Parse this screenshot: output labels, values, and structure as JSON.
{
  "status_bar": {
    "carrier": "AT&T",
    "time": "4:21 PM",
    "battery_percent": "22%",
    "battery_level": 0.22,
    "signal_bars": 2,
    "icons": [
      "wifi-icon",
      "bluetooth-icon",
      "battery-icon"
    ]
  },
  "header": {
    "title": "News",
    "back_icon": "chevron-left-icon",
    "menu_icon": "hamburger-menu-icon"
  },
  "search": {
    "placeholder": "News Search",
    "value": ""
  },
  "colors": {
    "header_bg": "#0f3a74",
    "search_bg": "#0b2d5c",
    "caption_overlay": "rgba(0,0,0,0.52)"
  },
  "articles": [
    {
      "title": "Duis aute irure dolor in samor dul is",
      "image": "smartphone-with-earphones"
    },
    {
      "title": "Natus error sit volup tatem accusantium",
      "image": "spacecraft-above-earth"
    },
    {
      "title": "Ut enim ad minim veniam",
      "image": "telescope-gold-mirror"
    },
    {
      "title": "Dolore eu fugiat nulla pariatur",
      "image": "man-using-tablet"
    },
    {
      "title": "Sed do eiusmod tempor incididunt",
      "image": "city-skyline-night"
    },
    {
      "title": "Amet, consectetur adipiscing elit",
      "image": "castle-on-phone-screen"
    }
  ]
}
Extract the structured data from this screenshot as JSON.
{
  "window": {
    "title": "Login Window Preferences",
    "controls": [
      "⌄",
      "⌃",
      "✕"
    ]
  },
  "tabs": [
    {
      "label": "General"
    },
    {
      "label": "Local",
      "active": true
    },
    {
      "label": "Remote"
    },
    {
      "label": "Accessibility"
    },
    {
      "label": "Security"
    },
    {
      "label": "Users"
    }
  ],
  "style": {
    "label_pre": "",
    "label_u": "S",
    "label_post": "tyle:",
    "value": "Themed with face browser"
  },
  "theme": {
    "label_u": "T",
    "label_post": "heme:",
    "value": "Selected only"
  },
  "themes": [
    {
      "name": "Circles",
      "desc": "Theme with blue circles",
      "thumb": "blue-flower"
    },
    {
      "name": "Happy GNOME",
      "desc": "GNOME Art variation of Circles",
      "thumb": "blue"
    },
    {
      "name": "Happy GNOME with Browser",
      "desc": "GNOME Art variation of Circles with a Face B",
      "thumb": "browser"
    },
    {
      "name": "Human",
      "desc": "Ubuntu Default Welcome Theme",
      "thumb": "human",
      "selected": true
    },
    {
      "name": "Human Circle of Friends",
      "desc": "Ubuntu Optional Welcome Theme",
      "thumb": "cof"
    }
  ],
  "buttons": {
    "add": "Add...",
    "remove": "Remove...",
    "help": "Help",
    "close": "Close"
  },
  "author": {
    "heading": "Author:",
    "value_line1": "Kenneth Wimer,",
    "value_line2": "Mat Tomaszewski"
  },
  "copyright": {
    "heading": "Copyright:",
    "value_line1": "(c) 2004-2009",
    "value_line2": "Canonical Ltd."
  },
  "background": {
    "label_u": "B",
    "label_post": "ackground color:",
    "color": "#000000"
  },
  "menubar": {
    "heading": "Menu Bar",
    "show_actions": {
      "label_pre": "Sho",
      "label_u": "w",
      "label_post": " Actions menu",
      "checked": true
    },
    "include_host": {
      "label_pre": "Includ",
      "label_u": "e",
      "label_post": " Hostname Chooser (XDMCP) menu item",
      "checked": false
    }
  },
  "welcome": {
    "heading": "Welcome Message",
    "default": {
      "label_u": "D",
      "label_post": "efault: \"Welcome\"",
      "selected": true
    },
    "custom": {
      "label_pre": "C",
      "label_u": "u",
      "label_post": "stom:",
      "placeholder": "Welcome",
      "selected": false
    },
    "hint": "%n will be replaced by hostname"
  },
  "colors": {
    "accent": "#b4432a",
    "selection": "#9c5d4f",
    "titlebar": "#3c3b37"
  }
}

^^^^^^^^

**WHAT IS BEING ASKED**:
Copy out the full listing exactly.

**EXERCISE SOLUTION**:
Parse this screenshot: output labels, values, and structure as JSON.
{
  "status_bar": {
    "carrier": "AT&T",
    "time": "4:21 PM",
    "battery_percent": "22%",
    "battery_level": 0.22,
    "signal_bars": 2,
    "icons": [
      "wifi-icon",
      "bluetooth-icon",
      "battery-icon"
    ]
  },
  "header": {
    "title": "News",
    "back_icon": "chevron-left-icon",
    "menu_icon": "hamburger-menu-icon"
  },
  "search": {
    "placeholder": "News Search",
    "value": ""
  },
  "colors": {
    "header_bg": "#0f3a74",
    "search_bg": "#0b2d5c",
    "caption_overlay": "rgba(0,0,0,0.52)"
  },
  "articles": [
    {
      "title": "Duis aute irure dolor in samor dul is",
      "image": "smartphone-with-earphones"
    },
    {
      "title": "Natus error sit volup tatem accusantium",
      "image": "spacecraft-above-earth"
    },
    {
      "title": "Ut enim ad minim veniam",
      "image": "telescope-gold-mirror"
    },
    {
      "title": "Dolore eu fugiat nulla pariatur",
      "image": "man-using-tablet"
    },
    {
      "title": "Sed do eiusmod tempor incididunt",
      "image": "city-skyline-night"
    },
    {
      "title": "Amet, consectetur adipiscing elit",
      "image": "castle-on-phone-screen"
    }
  ]
}
Extract the structured data from this screenshot as JSON.
{
  "window": {
    "title": "Login Window Preferences",
    "controls": [
      "⌄",
      "⌃",
      "✕"
    ]
  },
  "tabs": [
    {
      "label": "General"
    },
    {
      "label": "Local",
      "active": true
    },
    {
      "label": "Remote"
    },
    {
      "label": "Accessibility"
    },
    {
      "label": "Security"
    },
    {
      "label": "Users"
    }
  ],
  "style": {
    "label_pre": "",
    "label_u": "S",
    "label_post": "tyle:",
    "value": "Themed with face browser"
  },
  "theme": {
    "label_u": "T",
    "label_post": "heme:",
    "value": "Selected only"
  },
  "themes": [
    {
      "name": "Circles",
      "desc": "Theme with blue circles",
      "thumb": "blue-flower"
    },
    {
      "name": "Happy GNOME",
      "desc": "GNOME Art variation of Circles",
      "thumb": "blue"
    },
    {
      "name": "Happy GNOME with Browser",
      "desc": "GNOME Art variation of Circles with a Face B",
      "thumb": "browser"
    },
    {
      "name": "Human",
      "desc": "Ubuntu Default Welcome Theme",
      "thumb": "human",
      "selected": true
    },
    {
      "name": "Human Circle of Friends",
      "desc": "Ubuntu Optional Welcome Theme",
      "thumb": "cof"
    }
  ],
  "buttons": {
    "add": "Add...",
    "remove": "Remove...",
    "help": "Help",
    "close": "Close"
  },
  "author": {
    "heading": "Author:",
    "value_line1": "Kenneth Wimer,",
    "value_line2": "Mat Tomaszewski"
  },
  "copyright": {
    "heading": "Copyright:",
    "value_line1": "(c) 2004-2009",
    "value_line2": "Canonical Ltd."
  },
  "background": {
    "label_u": "B",
    "label_post": "ackground color:",
    "color": "#000000"
  },
  "menubar": {
    "heading": "Menu Bar",
    "show_actions": {
      "label_pre": "Sho",
      "label_u": "w",
      "label_post": " Actions menu",
      "checked": true
    },
    "include_host": {
      "label_pre": "Includ",
      "label_u": "e",
      "label_post": " Hostname Chooser (XDMCP) menu item",
      "checked": false
    }
  },
  "welcome": {
    "heading": "Welcome Message",
    "default": {
      "label_u": "D",
      "label_post": "efault: \"Welcome\"",
      "selected": true
    },
    "custom": {
      "label_pre": "C",
      "label_u": "u",
      "label_post": "stom:",
      "placeholder": "Welcome",
      "selected": false
    },
    "hint": "%n will be replaced by hostname"
  },
  "colors": {
    "accent": "#b4432a",
    "selection": "#9c5d4f",
    "titlebar": "#3c3b37"
  }
}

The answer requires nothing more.